* **Aim of the exercise**
Determine how many lines in the data below contain the string "arrow", and reply with that number alone.

* **Provided data**
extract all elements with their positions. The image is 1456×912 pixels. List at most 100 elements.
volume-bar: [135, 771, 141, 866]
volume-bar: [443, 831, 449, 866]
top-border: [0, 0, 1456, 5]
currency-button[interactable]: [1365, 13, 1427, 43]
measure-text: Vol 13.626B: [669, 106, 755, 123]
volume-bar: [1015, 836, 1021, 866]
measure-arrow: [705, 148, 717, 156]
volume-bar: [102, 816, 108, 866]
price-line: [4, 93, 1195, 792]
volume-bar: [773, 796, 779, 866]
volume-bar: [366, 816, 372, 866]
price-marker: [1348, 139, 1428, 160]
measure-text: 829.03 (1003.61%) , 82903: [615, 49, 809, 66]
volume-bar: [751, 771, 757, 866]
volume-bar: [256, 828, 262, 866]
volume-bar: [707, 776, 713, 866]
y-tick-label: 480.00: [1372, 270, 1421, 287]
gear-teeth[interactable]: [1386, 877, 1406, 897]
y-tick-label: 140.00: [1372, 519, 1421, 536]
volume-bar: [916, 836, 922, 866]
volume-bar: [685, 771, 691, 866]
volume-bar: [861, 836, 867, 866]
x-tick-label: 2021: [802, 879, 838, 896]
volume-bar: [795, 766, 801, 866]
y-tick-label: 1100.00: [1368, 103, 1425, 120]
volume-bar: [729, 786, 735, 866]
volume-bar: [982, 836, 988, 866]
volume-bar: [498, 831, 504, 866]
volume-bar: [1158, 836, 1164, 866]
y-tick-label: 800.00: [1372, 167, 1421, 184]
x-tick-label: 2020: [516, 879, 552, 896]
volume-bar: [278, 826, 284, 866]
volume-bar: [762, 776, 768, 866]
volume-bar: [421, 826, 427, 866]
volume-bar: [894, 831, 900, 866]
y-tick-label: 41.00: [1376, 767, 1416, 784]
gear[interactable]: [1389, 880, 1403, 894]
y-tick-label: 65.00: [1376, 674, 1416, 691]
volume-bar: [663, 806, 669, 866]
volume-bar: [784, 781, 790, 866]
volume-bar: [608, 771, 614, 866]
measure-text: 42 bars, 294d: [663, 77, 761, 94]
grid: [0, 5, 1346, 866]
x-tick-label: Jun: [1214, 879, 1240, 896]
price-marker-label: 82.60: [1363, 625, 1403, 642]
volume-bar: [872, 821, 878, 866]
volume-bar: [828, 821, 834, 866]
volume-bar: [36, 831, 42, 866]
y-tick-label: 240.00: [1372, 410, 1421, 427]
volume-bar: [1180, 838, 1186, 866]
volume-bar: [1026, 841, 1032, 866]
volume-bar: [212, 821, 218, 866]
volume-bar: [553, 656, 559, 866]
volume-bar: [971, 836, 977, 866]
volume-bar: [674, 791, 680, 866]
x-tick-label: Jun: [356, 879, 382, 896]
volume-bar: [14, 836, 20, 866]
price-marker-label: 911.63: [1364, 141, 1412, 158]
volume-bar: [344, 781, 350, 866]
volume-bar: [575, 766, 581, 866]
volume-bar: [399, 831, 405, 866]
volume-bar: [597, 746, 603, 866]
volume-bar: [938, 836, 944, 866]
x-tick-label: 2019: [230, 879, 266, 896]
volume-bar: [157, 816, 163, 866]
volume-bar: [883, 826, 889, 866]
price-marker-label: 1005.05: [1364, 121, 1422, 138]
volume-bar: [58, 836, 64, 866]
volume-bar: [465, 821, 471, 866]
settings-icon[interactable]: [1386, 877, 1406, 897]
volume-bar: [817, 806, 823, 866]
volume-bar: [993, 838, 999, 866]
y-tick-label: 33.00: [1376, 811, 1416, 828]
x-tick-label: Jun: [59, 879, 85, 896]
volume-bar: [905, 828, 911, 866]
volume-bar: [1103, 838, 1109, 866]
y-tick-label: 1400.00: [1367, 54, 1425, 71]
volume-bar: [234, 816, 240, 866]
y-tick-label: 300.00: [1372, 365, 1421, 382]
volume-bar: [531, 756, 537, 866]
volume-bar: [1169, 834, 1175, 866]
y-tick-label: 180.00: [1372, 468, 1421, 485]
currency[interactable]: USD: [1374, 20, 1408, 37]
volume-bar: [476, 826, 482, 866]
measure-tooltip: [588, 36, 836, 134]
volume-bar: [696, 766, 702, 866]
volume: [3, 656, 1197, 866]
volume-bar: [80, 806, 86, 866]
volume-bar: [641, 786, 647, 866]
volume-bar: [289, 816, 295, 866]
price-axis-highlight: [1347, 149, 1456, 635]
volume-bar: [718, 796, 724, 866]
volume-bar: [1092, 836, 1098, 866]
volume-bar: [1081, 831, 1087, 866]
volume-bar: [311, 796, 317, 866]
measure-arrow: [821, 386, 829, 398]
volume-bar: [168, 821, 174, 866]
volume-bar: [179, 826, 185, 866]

* **Expected answer**
2